Copy out all of the data below with no alterations.

[Collection entries]
'''

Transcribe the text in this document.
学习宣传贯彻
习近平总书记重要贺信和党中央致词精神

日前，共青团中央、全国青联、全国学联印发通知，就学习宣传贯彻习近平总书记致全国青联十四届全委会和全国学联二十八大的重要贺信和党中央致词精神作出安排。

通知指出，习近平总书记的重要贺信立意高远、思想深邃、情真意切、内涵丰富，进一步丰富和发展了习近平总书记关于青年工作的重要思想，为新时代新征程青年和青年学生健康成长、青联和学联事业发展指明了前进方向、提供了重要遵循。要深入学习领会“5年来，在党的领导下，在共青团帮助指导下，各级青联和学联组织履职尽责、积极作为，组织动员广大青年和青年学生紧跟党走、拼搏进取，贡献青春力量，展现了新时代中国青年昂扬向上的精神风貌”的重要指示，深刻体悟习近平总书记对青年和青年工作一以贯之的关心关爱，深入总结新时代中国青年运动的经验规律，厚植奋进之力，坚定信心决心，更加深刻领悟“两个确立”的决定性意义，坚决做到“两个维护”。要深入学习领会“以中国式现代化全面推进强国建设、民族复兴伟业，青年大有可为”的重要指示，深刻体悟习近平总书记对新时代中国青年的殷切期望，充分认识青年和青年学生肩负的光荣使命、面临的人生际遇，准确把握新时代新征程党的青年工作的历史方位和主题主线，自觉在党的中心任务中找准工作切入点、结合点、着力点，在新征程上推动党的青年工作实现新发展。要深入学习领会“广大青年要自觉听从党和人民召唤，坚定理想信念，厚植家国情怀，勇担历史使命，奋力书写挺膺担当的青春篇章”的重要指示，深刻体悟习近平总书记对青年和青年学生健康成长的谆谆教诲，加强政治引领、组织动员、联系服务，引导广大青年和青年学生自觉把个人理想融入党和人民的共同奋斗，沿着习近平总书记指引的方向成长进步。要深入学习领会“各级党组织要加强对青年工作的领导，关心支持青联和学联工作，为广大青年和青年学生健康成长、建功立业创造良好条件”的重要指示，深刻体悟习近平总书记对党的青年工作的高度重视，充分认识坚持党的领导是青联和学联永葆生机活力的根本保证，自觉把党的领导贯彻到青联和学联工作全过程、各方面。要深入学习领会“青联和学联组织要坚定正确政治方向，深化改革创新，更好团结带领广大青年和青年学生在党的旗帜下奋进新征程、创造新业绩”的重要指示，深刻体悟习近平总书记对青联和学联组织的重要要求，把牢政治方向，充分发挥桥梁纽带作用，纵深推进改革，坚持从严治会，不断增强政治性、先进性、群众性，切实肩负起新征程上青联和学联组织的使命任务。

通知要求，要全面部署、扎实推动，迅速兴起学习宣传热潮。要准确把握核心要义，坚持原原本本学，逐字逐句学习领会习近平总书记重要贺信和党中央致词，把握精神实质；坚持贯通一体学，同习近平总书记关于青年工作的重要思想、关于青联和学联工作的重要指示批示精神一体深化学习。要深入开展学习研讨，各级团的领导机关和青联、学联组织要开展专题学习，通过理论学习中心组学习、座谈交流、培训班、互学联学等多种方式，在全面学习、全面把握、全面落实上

'''

Solved exercise>
Transcribe the text in this document.
学习宣传贯彻
习近平总书记重要贺信和党中央致词精神

日前，共青团中央、全国青联、全国学联印发通知，就学习宣传贯彻习近平总书记致全国青联十四届全委会和全国学联二十八大的重要贺信和党中央致词精神作出安排。

通知指出，习近平总书记的重要贺信立意高远、思想深邃、情真意切、内涵丰富，进一步丰富和发展了习近平总书记关于青年工作的重要思想，为新时代新征程青年和青年学生健康成长、青联和学联事业发展指明了前进方向、提供了重要遵循。要深入学习领会“5年来，在党的领导下，在共青团帮助指导下，各级青联和学联组织履职尽责、积极作为，组织动员广大青年和青年学生紧跟党走、拼搏进取，贡献青春力量，展现了新时代中国青年昂扬向上的精神风貌”的重要指示，深刻体悟习近平总书记对青年和青年工作一以贯之的关心关爱，深入总结新时代中国青年运动的经验规律，厚植奋进之力，坚定信心决心，更加深刻领悟“两个确立”的决定性意义，坚决做到“两个维护”。要深入学习领会“以中国式现代化全面推进强国建设、民族复兴伟业，青年大有可为”的重要指示，深刻体悟习近平总书记对新时代中国青年的殷切期望，充分认识青年和青年学生肩负的光荣使命、面临的人生际遇，准确把握新时代新征程党的青年工作的历史方位和主题主线，自觉在党的中心任务中找准工作切入点、结合点、着力点，在新征程上推动党的青年工作实现新发展。要深入学习领会“广大青年要自觉听从党和人民召唤，坚定理想信念，厚植家国情怀，勇担历史使命，奋力书写挺膺担当的青春篇章”的重要指示，深刻体悟习近平总书记对青年和青年学生健康成长的谆谆教诲，加强政治引领、组织动员、联系服务，引导广大青年和青年学生自觉把个人理想融入党和人民的共同奋斗，沿着习近平总书记指引的方向成长进步。要深入学习领会“各级党组织要加强对青年工作的领导，关心支持青联和学联工作，为广大青年和青年学生健康成长、建功立业创造良好条件”的重要指示，深刻体悟习近平总书记对党的青年工作的高度重视，充分认识坚持党的领导是青联和学联永葆生机活力的根本保证，自觉把党的领导贯彻到青联和学联工作全过程、各方面。要深入学习领会“青联和学联组织要坚定正确政治方向，深化改革创新，更好团结带领广大青年和青年学生在党的旗帜下奋进新征程、创造新业绩”的重要指示，深刻体悟习近平总书记对青联和学联组织的重要要求，把牢政治方向，充分发挥桥梁纽带作用，纵深推进改革，坚持从严治会，不断增强政治性、先进性、群众性，切实肩负起新征程上青联和学联组织的使命任务。

通知要求，要全面部署、扎实推动，迅速兴起学习宣传热潮。要准确把握核心要义，坚持原原本本学，逐字逐句学习领会习近平总书记重要贺信和党中央致词，把握精神实质；坚持贯通一体学，同习近平总书记关于青年工作的重要思想、关于青联和学联工作的重要指示批示精神一体深化学习。要深入开展学习研讨，各级团的领导机关和青联、学联组织要开展专题学习，通过理论学习中心组学习、座谈交流、培训班、互学联学等多种方式，在全面学习、全面把握、全面落实上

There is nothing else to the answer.